SHORT TASK | Report the count of lines holding "page" in the records, with no other words.

(Dataset items)
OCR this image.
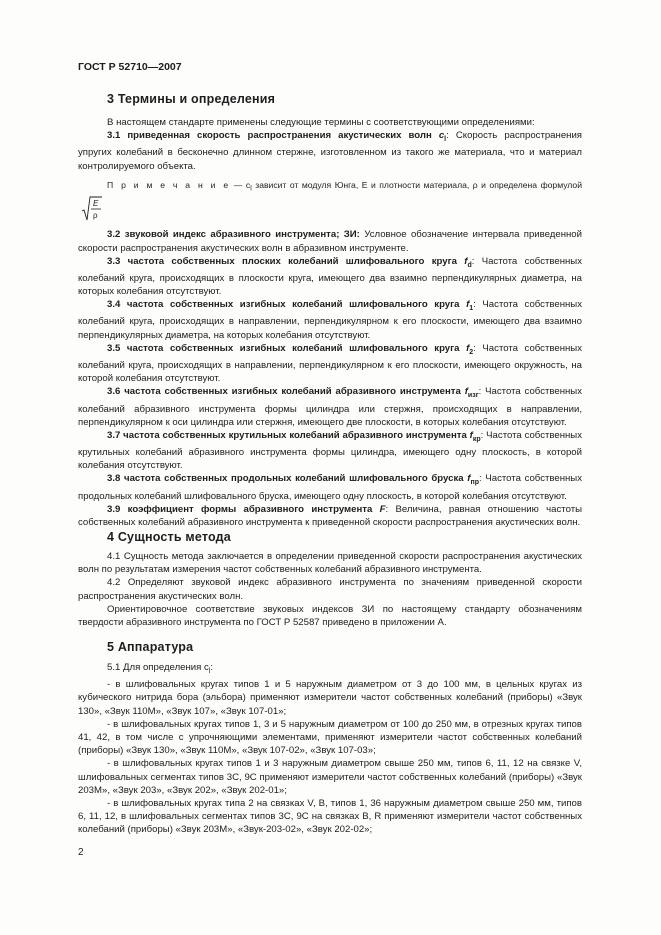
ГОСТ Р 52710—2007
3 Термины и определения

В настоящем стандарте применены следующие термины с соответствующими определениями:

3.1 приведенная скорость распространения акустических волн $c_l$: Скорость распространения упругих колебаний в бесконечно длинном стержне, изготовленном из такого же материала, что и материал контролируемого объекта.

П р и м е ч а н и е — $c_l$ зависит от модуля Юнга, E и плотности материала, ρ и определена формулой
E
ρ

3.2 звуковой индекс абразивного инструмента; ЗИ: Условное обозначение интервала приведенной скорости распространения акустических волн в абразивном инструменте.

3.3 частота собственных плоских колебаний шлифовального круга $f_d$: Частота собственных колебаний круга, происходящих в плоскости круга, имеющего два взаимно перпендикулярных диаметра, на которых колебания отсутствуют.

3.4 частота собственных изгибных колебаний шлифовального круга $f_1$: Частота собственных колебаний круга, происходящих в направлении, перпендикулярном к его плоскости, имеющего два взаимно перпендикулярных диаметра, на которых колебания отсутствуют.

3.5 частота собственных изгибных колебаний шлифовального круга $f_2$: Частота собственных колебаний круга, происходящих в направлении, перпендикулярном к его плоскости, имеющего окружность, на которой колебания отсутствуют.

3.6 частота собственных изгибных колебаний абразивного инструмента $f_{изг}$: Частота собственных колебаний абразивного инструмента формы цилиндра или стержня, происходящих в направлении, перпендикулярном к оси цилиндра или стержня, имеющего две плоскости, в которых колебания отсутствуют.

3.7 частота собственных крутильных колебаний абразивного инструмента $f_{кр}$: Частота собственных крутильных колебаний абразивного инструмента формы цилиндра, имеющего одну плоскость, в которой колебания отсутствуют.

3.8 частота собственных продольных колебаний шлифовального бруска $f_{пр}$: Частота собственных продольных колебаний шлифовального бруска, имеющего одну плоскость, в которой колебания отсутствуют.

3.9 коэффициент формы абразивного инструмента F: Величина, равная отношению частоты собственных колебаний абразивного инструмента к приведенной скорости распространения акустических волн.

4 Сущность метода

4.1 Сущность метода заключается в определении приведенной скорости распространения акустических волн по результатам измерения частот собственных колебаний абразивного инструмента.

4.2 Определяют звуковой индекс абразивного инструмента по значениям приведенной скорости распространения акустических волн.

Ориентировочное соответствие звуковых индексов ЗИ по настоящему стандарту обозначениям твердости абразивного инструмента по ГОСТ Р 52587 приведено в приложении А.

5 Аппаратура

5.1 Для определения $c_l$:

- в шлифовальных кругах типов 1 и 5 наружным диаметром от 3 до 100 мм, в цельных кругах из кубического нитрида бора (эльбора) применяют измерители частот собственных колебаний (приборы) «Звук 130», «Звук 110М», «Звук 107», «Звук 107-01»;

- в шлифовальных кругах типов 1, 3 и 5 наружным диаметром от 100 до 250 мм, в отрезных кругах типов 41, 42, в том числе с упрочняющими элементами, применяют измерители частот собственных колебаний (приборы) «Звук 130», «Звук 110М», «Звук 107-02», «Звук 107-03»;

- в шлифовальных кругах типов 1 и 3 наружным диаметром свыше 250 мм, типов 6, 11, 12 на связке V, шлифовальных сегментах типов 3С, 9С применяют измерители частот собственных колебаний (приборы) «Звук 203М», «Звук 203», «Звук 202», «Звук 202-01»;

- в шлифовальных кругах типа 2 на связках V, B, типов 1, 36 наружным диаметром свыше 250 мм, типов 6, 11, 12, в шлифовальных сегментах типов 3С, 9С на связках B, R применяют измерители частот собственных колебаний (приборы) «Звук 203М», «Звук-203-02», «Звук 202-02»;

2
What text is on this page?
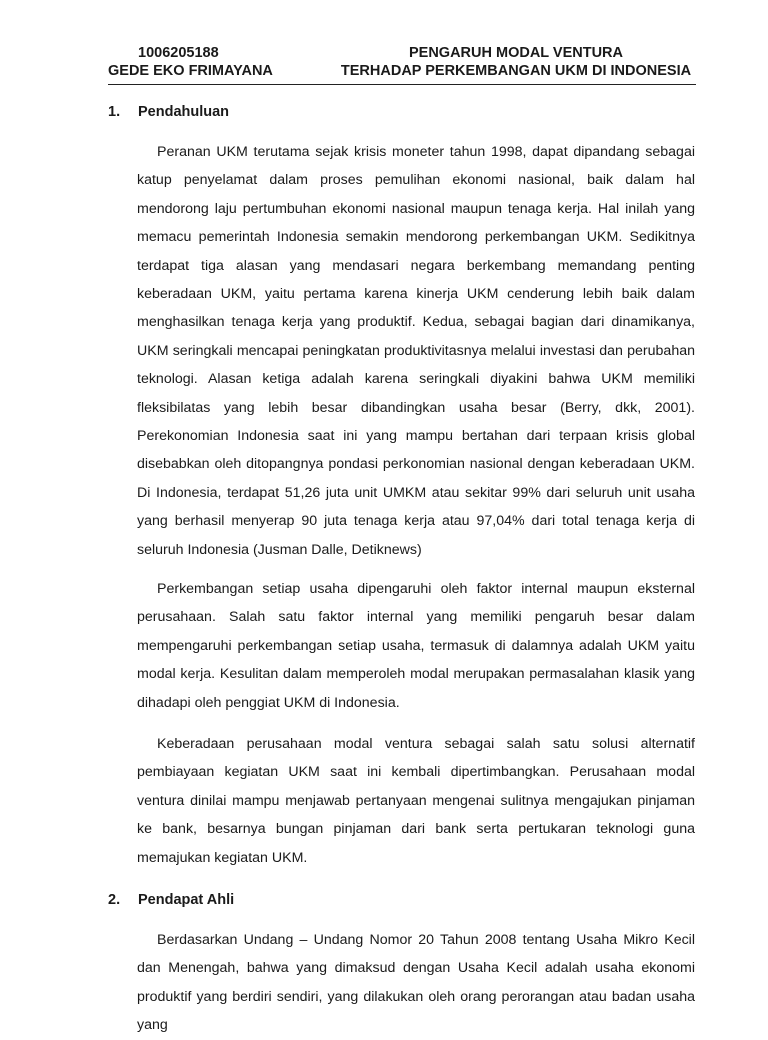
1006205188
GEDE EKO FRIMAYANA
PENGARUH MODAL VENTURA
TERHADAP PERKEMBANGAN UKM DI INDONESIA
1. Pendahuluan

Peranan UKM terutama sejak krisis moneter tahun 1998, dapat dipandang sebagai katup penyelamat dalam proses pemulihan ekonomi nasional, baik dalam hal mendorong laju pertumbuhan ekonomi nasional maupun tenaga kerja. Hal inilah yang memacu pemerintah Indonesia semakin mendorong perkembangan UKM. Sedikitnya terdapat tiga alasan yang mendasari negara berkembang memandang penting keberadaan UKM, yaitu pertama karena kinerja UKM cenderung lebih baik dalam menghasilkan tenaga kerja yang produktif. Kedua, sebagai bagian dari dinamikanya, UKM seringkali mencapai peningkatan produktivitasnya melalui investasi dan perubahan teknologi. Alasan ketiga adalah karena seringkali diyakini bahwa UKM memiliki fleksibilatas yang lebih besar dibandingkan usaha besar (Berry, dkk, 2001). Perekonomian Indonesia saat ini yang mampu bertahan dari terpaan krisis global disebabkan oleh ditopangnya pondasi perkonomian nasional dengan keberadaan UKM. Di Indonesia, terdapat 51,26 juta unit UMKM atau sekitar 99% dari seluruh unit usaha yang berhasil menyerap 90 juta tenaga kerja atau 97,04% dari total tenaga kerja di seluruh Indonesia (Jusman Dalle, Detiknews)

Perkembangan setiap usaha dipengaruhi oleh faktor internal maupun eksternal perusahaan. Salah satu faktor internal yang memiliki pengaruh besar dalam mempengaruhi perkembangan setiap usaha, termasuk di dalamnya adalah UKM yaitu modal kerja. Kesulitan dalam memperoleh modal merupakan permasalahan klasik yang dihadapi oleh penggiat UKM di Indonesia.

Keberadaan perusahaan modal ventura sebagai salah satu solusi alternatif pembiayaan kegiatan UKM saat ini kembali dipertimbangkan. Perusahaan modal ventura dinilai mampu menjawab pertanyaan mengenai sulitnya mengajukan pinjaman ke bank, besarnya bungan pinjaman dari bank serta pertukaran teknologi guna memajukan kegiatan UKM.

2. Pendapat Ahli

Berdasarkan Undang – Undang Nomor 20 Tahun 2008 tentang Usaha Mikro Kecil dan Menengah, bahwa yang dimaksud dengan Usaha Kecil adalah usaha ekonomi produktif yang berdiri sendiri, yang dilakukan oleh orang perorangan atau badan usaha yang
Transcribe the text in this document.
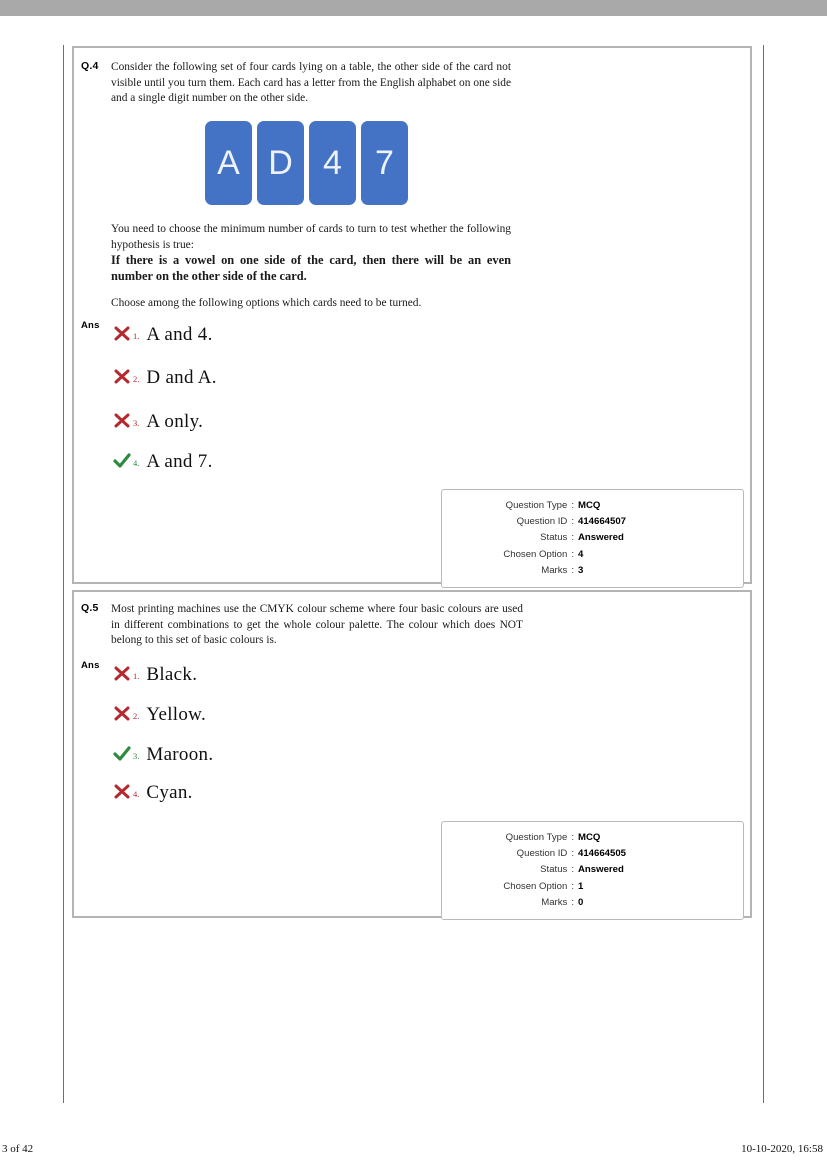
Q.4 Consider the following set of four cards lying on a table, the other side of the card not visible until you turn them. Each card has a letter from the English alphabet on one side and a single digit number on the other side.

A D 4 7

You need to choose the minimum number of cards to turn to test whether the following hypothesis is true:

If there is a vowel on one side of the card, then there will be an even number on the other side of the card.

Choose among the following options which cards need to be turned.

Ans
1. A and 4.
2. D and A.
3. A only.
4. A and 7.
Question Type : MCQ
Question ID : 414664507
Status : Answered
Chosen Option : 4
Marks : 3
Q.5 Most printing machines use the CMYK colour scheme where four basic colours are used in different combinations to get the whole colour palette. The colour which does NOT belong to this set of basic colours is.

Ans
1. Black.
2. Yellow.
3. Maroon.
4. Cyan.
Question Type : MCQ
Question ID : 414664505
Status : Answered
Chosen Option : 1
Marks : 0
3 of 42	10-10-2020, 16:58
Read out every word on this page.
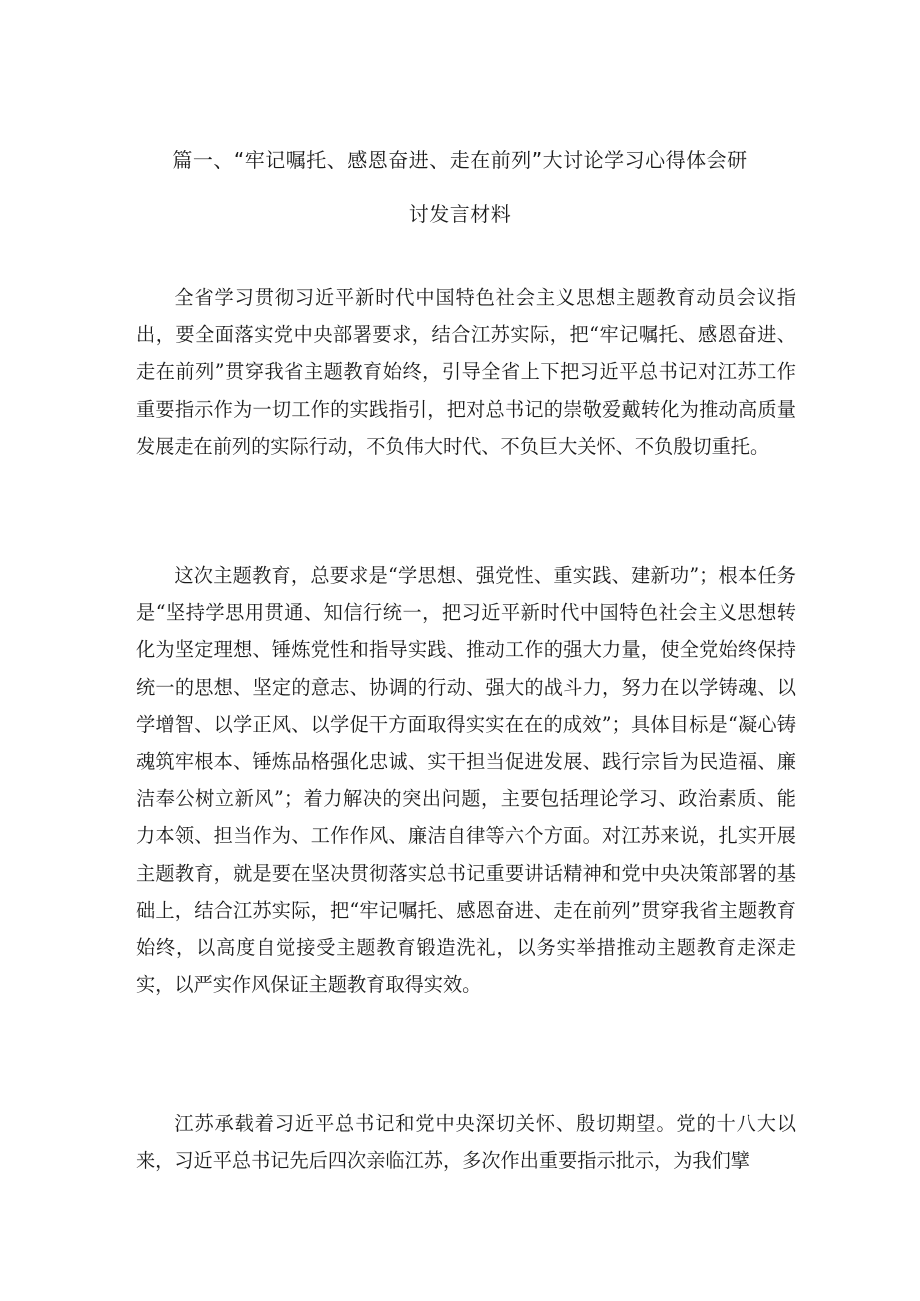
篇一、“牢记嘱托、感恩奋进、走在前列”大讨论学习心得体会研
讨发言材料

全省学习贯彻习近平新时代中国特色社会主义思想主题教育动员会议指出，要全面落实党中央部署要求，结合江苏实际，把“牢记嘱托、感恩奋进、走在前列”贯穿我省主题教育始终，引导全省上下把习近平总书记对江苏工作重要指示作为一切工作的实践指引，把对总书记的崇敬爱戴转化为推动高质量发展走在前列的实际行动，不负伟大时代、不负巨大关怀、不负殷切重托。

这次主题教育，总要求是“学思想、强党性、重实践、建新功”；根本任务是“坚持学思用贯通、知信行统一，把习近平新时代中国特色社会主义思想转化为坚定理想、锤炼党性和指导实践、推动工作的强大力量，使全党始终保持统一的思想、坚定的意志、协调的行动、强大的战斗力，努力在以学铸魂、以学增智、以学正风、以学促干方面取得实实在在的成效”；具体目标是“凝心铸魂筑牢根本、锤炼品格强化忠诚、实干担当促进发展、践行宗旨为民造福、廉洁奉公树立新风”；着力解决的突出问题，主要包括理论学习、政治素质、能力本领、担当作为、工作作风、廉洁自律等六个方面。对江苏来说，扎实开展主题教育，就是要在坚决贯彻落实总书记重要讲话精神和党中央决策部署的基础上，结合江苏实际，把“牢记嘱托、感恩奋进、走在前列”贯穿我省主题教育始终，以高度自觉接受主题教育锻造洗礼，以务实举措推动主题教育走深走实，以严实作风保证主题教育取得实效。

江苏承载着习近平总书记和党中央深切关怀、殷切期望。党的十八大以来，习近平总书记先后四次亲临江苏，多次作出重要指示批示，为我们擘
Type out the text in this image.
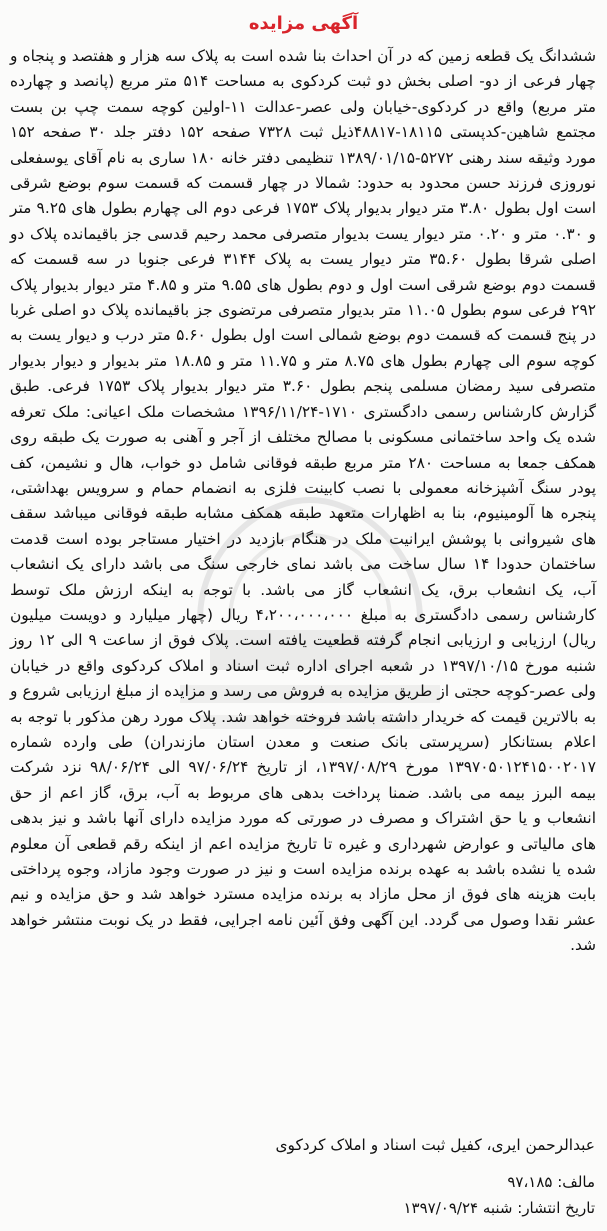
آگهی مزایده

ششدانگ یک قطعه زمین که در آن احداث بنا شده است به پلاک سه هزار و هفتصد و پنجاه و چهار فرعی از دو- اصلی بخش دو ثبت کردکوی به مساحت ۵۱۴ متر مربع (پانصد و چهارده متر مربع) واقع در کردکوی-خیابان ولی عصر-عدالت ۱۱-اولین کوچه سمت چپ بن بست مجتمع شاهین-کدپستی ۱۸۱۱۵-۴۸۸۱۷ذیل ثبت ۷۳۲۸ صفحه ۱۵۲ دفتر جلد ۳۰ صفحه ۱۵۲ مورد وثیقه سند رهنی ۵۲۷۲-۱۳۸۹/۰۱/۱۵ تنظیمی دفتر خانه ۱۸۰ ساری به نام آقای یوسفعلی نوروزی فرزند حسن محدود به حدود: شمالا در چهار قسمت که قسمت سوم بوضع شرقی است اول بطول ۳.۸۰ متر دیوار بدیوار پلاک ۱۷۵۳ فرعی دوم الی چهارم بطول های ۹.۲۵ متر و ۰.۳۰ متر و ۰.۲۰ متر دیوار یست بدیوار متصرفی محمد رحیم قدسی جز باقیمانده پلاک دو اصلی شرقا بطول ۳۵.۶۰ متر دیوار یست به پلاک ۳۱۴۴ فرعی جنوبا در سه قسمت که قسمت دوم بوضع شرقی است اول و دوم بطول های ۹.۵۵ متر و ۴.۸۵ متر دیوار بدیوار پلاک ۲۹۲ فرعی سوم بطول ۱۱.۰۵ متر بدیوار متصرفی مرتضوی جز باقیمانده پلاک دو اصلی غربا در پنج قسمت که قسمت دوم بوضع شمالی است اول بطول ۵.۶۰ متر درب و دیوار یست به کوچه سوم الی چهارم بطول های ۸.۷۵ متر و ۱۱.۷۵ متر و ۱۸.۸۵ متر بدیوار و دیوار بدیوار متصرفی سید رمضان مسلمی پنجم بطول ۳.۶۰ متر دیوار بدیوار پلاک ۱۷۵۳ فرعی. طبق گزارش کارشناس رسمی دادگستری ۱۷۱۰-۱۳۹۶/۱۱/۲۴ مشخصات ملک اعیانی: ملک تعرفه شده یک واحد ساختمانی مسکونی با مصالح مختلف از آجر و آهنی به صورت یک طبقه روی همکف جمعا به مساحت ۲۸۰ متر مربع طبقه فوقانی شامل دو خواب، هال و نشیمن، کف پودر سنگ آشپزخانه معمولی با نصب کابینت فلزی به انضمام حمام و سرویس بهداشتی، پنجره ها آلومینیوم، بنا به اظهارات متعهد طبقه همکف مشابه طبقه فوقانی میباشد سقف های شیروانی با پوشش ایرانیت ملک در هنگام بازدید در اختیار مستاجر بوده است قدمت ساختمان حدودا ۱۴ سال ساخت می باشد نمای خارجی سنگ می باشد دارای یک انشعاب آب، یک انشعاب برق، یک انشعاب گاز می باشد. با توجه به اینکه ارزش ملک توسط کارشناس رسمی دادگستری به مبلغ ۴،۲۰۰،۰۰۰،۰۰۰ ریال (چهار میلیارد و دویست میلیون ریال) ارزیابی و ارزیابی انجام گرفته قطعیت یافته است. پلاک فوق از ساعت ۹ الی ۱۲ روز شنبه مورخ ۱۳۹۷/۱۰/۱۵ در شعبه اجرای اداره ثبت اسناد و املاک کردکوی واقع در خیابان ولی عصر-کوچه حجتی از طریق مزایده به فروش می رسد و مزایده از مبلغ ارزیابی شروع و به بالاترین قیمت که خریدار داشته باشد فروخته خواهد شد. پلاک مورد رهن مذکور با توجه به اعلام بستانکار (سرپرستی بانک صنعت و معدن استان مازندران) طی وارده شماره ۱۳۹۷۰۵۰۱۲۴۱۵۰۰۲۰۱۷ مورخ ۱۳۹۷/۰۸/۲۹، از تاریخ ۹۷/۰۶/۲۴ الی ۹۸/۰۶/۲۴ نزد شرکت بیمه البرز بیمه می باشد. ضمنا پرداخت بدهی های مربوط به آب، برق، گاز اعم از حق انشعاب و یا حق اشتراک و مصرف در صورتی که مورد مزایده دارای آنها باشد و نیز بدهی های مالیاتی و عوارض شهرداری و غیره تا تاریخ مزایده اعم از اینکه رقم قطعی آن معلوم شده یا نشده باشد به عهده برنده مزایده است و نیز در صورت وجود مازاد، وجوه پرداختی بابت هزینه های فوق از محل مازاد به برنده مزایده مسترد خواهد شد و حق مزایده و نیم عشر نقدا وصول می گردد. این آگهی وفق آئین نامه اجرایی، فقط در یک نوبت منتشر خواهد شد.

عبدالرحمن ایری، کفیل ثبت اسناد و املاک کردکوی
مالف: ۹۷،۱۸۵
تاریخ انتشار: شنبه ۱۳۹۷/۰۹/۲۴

EXPECTED ANSWER | 2